Copy the text below on checking word variables and XPaths in the documents, word for word and in full.

Text section =>
* begin *

Since each word is identified on the basis of its projected word type, the word form, and the time range it falls into, it is these variables that
have to be checked for existence in the documents. If not in the xml documents,
*null* is returned and needs to be corrected. Moreover, user authentification must be considered. There are three different XPaths that are relevant. 

* *//service/servflags/servflag[@type='createdby']* to test for the correct user
* *//morphiloContainer/morphilo* to create the annotated document
* *//morphiloContainer/morphilo/w* to set occurrences or add a link

As an illustration of the core functioning of this method, listing :ref:`getUnknowWords` is given.

* end *

[Dataset rows]
* begin *

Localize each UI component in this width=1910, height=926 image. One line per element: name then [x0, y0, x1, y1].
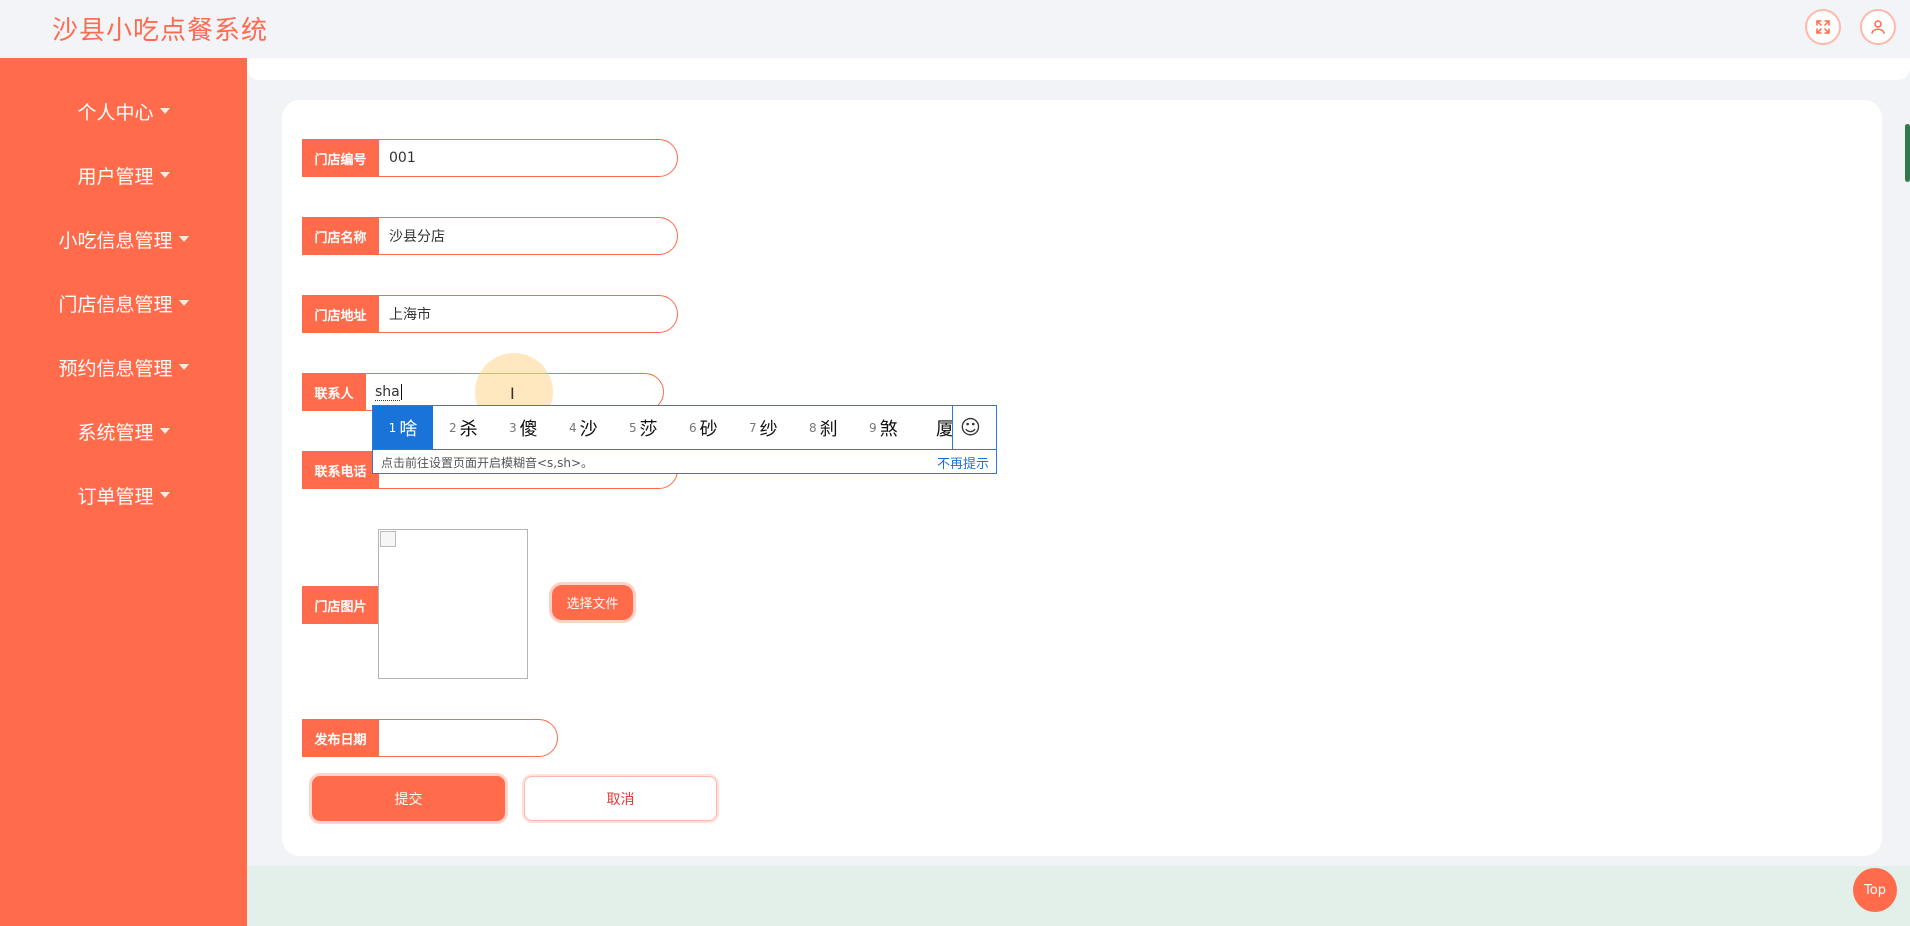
candidate-number: 8 — [809, 420, 817, 435]
store-address-label: 门店地址 — [302, 295, 379, 333]
user-icon — [1871, 20, 1885, 34]
publish-date-label: 发布日期 — [302, 719, 379, 757]
store-name-input[interactable]: 沙县分店 — [378, 217, 678, 255]
ime-candidate[interactable]: 8刹 — [809, 406, 838, 449]
sidebar-item-label: 预约信息管理 — [58, 357, 173, 380]
store-address-input[interactable]: 上海市 — [378, 295, 678, 333]
app-header: 沙县小吃点餐系统 — [0, 0, 1910, 58]
store-name-label: 门店名称 — [302, 217, 379, 255]
candidate-text: 杀 — [459, 418, 478, 440]
ime-candidate[interactable]: 2杀 — [449, 406, 478, 449]
ime-candidate-popup: 1啥 2杀 3傻 4沙 5莎 6砂 7纱 8刹 9煞 厦 ☺ 点击前往设置页面开… — [372, 405, 997, 474]
ime-candidate[interactable]: 9煞 — [869, 406, 898, 449]
user-button[interactable] — [1860, 9, 1896, 45]
sidebar-item-order-management[interactable]: 订单管理 — [0, 475, 247, 515]
ime-candidate[interactable]: 5莎 — [629, 406, 658, 449]
store-image-label: 门店图片 — [302, 586, 379, 624]
footer-band — [247, 866, 1910, 926]
cancel-button[interactable]: 取消 — [524, 776, 717, 821]
candidate-text: 沙 — [579, 418, 598, 440]
ime-candidate[interactable]: 4沙 — [569, 406, 598, 449]
candidate-text: 傻 — [519, 418, 538, 440]
sidebar-item-system-management[interactable]: 系统管理 — [0, 411, 247, 451]
candidate-number: 7 — [749, 420, 757, 435]
app-title: 沙县小吃点餐系统 — [52, 16, 269, 46]
caret-down-icon — [159, 172, 170, 178]
sidebar-item-label: 小吃信息管理 — [58, 229, 173, 252]
scrollbar-thumb[interactable] — [1905, 124, 1910, 182]
sidebar-item-snack-management[interactable]: 小吃信息管理 — [0, 219, 247, 259]
candidate-number: 5 — [629, 420, 637, 435]
store-image-preview — [378, 529, 528, 679]
ime-candidate[interactable]: 厦 — [936, 406, 952, 449]
sidebar-item-label: 个人中心 — [77, 101, 154, 124]
caret-down-icon — [178, 300, 189, 306]
expand-icon — [1816, 20, 1830, 34]
sidebar-item-label: 门店信息管理 — [58, 293, 173, 316]
ime-hint-bar: 点击前往设置页面开启模糊音<s,sh>。 不再提示 — [373, 449, 996, 473]
choose-file-button[interactable]: 选择文件 — [552, 585, 633, 620]
candidate-text: 啥 — [399, 418, 418, 440]
candidate-text: 煞 — [879, 418, 898, 440]
submit-button[interactable]: 提交 — [312, 776, 505, 821]
candidate-text: 厦 — [936, 418, 952, 440]
candidate-text: 刹 — [819, 418, 838, 440]
ime-candidate[interactable]: 3傻 — [509, 406, 538, 449]
sidebar-item-label: 订单管理 — [77, 485, 154, 508]
ime-candidate[interactable]: 1啥 — [373, 406, 433, 449]
sidebar-item-personal-center[interactable]: 个人中心 — [0, 91, 247, 131]
publish-date-input[interactable] — [378, 719, 558, 757]
sidebar-item-user-management[interactable]: 用户管理 — [0, 155, 247, 195]
sidebar-item-store-management[interactable]: 门店信息管理 — [0, 283, 247, 323]
sidebar: 个人中心 用户管理 小吃信息管理 门店信息管理 预约信息管理 系统管理 订单管理 — [0, 58, 247, 926]
broken-image-icon — [380, 531, 396, 547]
contact-label: 联系人 — [302, 373, 366, 411]
candidate-number: 4 — [569, 420, 577, 435]
text-caret — [400, 384, 402, 400]
candidate-number: 2 — [449, 420, 457, 435]
candidate-text: 砂 — [699, 418, 718, 440]
caret-down-icon — [178, 236, 189, 242]
candidate-text: 纱 — [759, 418, 778, 440]
ime-dont-show-link[interactable]: 不再提示 — [937, 453, 989, 472]
back-to-top-button[interactable]: Top — [1853, 868, 1897, 912]
caret-down-icon — [178, 364, 189, 370]
candidate-number: 9 — [869, 420, 877, 435]
contact-input-value: sha — [375, 383, 400, 401]
candidate-number: 3 — [509, 420, 517, 435]
candidate-text: 莎 — [639, 418, 658, 440]
sidebar-item-label: 系统管理 — [77, 421, 154, 444]
caret-down-icon — [159, 492, 170, 498]
fullscreen-button[interactable] — [1805, 9, 1841, 45]
ime-candidate-row: 1啥 2杀 3傻 4沙 5莎 6砂 7纱 8刹 9煞 厦 ☺ — [373, 406, 996, 449]
text-cursor-icon: I — [510, 384, 515, 403]
store-no-input[interactable]: 001 — [378, 139, 678, 177]
ime-candidate[interactable]: 7纱 — [749, 406, 778, 449]
candidate-number: 1 — [388, 420, 397, 435]
sidebar-item-label: 用户管理 — [77, 165, 154, 188]
store-no-label: 门店编号 — [302, 139, 379, 177]
ime-divider — [952, 406, 953, 449]
caret-down-icon — [159, 108, 170, 114]
breadcrumb-bar — [247, 58, 1910, 80]
ime-candidate[interactable]: 6砂 — [689, 406, 718, 449]
phone-label: 联系电话 — [302, 451, 379, 489]
ime-hint-text[interactable]: 点击前往设置页面开启模糊音<s,sh>。 — [381, 454, 593, 471]
caret-down-icon — [159, 428, 170, 434]
sidebar-item-reservation-management[interactable]: 预约信息管理 — [0, 347, 247, 387]
candidate-number: 6 — [689, 420, 697, 435]
emoji-icon[interactable]: ☺ — [960, 415, 981, 439]
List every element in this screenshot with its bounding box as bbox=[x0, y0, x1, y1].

* end *

Task result =>
Since each word is identified on the basis of its projected word type, the word form, and the time range it falls into, it is these variables that
have to be checked for existence in the documents. If not in the xml documents,
*null* is returned and needs to be corrected. Moreover, user authentification must be considered. There are three different XPaths that are relevant. 

* *//service/servflags/servflag[@type='createdby']* to test for the correct user
* *//morphiloContainer/morphilo* to create the annotated document
* *//morphiloContainer/morphilo/w* to set occurrences or add a link

As an illustration of the core functioning of this method, listing :ref:`getUnknowWords` is given.